> GOAL
Your task is to print every entry below exactly as given.

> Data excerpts
╔══

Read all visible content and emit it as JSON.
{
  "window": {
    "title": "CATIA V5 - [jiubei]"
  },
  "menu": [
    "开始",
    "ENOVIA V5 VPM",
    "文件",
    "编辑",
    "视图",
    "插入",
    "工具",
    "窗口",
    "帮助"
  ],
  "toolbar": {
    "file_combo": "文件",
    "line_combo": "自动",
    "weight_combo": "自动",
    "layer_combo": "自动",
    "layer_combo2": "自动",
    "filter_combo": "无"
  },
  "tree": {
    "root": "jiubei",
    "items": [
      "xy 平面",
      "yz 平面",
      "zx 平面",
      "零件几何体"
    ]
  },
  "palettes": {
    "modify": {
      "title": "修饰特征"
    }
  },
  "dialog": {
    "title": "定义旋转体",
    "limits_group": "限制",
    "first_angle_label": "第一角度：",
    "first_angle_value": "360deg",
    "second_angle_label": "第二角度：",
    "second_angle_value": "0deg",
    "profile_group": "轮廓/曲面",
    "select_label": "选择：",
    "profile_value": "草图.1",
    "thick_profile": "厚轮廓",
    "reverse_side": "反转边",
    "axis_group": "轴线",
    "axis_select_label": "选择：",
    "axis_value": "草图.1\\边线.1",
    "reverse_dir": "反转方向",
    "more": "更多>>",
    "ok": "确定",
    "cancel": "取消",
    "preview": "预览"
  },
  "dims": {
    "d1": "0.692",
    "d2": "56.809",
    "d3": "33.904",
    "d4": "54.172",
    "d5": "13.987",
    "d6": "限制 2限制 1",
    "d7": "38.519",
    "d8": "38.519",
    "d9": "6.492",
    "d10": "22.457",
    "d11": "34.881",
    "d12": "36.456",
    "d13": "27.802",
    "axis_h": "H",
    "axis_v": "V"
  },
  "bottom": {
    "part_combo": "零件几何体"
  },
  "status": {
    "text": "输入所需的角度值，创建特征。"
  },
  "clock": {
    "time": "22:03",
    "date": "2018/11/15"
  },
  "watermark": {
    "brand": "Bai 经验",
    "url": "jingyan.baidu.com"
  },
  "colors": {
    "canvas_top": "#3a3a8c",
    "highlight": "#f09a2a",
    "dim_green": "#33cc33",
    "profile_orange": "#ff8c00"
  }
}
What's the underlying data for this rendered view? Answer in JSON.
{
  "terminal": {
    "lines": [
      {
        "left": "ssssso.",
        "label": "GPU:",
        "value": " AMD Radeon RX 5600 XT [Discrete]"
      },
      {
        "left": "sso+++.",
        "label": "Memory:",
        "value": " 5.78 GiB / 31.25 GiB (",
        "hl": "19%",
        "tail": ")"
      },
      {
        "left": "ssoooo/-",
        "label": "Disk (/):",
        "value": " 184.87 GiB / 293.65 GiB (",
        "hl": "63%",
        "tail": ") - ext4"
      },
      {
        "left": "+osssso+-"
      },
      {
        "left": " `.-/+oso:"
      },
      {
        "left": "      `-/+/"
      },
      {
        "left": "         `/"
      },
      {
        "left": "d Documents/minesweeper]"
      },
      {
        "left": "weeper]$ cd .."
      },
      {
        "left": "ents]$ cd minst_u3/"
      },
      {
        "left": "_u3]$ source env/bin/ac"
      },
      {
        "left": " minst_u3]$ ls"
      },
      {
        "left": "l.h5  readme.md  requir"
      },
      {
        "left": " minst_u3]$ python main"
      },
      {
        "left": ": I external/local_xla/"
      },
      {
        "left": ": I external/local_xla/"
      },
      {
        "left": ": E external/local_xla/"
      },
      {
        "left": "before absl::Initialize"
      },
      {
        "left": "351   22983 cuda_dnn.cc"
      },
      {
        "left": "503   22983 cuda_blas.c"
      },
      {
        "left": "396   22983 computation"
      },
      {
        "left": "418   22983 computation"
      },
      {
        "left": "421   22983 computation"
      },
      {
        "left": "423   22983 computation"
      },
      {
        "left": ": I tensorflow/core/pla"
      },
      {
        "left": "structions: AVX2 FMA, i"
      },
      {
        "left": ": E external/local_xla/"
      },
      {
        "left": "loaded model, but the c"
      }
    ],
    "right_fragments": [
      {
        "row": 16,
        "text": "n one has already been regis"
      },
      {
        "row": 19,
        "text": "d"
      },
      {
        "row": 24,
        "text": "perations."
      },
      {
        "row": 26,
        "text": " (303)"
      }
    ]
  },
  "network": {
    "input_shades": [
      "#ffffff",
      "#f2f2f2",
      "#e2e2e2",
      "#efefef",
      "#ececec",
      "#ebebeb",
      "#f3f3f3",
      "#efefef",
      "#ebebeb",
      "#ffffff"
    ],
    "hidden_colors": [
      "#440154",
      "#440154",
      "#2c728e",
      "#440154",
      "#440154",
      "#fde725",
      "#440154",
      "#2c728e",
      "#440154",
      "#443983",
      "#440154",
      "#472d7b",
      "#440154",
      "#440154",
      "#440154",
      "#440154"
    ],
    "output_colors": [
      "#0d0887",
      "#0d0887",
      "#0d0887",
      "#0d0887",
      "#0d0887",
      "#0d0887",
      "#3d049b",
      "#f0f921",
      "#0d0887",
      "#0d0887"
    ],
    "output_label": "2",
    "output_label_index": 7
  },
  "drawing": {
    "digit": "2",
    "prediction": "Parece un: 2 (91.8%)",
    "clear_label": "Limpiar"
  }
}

╚══

> THE ANSWER
Read all visible content and emit it as JSON.
{
  "window": {
    "title": "CATIA V5 - [jiubei]"
  },
  "menu": [
    "开始",
    "ENOVIA V5 VPM",
    "文件",
    "编辑",
    "视图",
    "插入",
    "工具",
    "窗口",
    "帮助"
  ],
  "toolbar": {
    "file_combo": "文件",
    "line_combo": "自动",
    "weight_combo": "自动",
    "layer_combo": "自动",
    "layer_combo2": "自动",
    "filter_combo": "无"
  },
  "tree": {
    "root": "jiubei",
    "items": [
      "xy 平面",
      "yz 平面",
      "zx 平面",
      "零件几何体"
    ]
  },
  "palettes": {
    "modify": {
      "title": "修饰特征"
    }
  },
  "dialog": {
    "title": "定义旋转体",
    "limits_group": "限制",
    "first_angle_label": "第一角度：",
    "first_angle_value": "360deg",
    "second_angle_label": "第二角度：",
    "second_angle_value": "0deg",
    "profile_group": "轮廓/曲面",
    "select_label": "选择：",
    "profile_value": "草图.1",
    "thick_profile": "厚轮廓",
    "reverse_side": "反转边",
    "axis_group": "轴线",
    "axis_select_label": "选择：",
    "axis_value": "草图.1\\边线.1",
    "reverse_dir": "反转方向",
    "more": "更多>>",
    "ok": "确定",
    "cancel": "取消",
    "preview": "预览"
  },
  "dims": {
    "d1": "0.692",
    "d2": "56.809",
    "d3": "33.904",
    "d4": "54.172",
    "d5": "13.987",
    "d6": "限制 2限制 1",
    "d7": "38.519",
    "d8": "38.519",
    "d9": "6.492",
    "d10": "22.457",
    "d11": "34.881",
    "d12": "36.456",
    "d13": "27.802",
    "axis_h": "H",
    "axis_v": "V"
  },
  "bottom": {
    "part_combo": "零件几何体"
  },
  "status": {
    "text": "输入所需的角度值，创建特征。"
  },
  "clock": {
    "time": "22:03",
    "date": "2018/11/15"
  },
  "watermark": {
    "brand": "Bai 经验",
    "url": "jingyan.baidu.com"
  },
  "colors": {
    "canvas_top": "#3a3a8c",
    "highlight": "#f09a2a",
    "dim_green": "#33cc33",
    "profile_orange": "#ff8c00"
  }
}
What's the underlying data for this rendered view? Answer in JSON.
{
  "terminal": {
    "lines": [
      {
        "left": "ssssso.",
        "label": "GPU:",
        "value": " AMD Radeon RX 5600 XT [Discrete]"
      },
      {
        "left": "sso+++.",
        "label": "Memory:",
        "value": " 5.78 GiB / 31.25 GiB (",
        "hl": "19%",
        "tail": ")"
      },
      {
        "left": "ssoooo/-",
        "label": "Disk (/):",
        "value": " 184.87 GiB / 293.65 GiB (",
        "hl": "63%",
        "tail": ") - ext4"
      },
      {
        "left": "+osssso+-"
      },
      {
        "left": " `.-/+oso:"
      },
      {
        "left": "      `-/+/"
      },
      {
        "left": "         `/"
      },
      {
        "left": "d Documents/minesweeper]"
      },
      {
        "left": "weeper]$ cd .."
      },
      {
        "left": "ents]$ cd minst_u3/"
      },
      {
        "left": "_u3]$ source env/bin/ac"
      },
      {
        "left": " minst_u3]$ ls"
      },
      {
        "left": "l.h5  readme.md  requir"
      },
      {
        "left": " minst_u3]$ python main"
      },
      {
        "left": ": I external/local_xla/"
      },
      {
        "left": ": I external/local_xla/"
      },
      {
        "left": ": E external/local_xla/"
      },
      {
        "left": "before absl::Initialize"
      },
      {
        "left": "351   22983 cuda_dnn.cc"
      },
      {
        "left": "503   22983 cuda_blas.c"
      },
      {
        "left": "396   22983 computation"
      },
      {
        "left": "418   22983 computation"
      },
      {
        "left": "421   22983 computation"
      },
      {
        "left": "423   22983 computation"
      },
      {
        "left": ": I tensorflow/core/pla"
      },
      {
        "left": "structions: AVX2 FMA, i"
      },
      {
        "left": ": E external/local_xla/"
      },
      {
        "left": "loaded model, but the c"
      }
    ],
    "right_fragments": [
      {
        "row": 16,
        "text": "n one has already been regis"
      },
      {
        "row": 19,
        "text": "d"
      },
      {
        "row": 24,
        "text": "perations."
      },
      {
        "row": 26,
        "text": " (303)"
      }
    ]
  },
  "network": {
    "input_shades": [
      "#ffffff",
      "#f2f2f2",
      "#e2e2e2",
      "#efefef",
      "#ececec",
      "#ebebeb",
      "#f3f3f3",
      "#efefef",
      "#ebebeb",
      "#ffffff"
    ],
    "hidden_colors": [
      "#440154",
      "#440154",
      "#2c728e",
      "#440154",
      "#440154",
      "#fde725",
      "#440154",
      "#2c728e",
      "#440154",
      "#443983",
      "#440154",
      "#472d7b",
      "#440154",
      "#440154",
      "#440154",
      "#440154"
    ],
    "output_colors": [
      "#0d0887",
      "#0d0887",
      "#0d0887",
      "#0d0887",
      "#0d0887",
      "#0d0887",
      "#3d049b",
      "#f0f921",
      "#0d0887",
      "#0d0887"
    ],
    "output_label": "2",
    "output_label_index": 7
  },
  "drawing": {
    "digit": "2",
    "prediction": "Parece un: 2 (91.8%)",
    "clear_label": "Limpiar"
  }
}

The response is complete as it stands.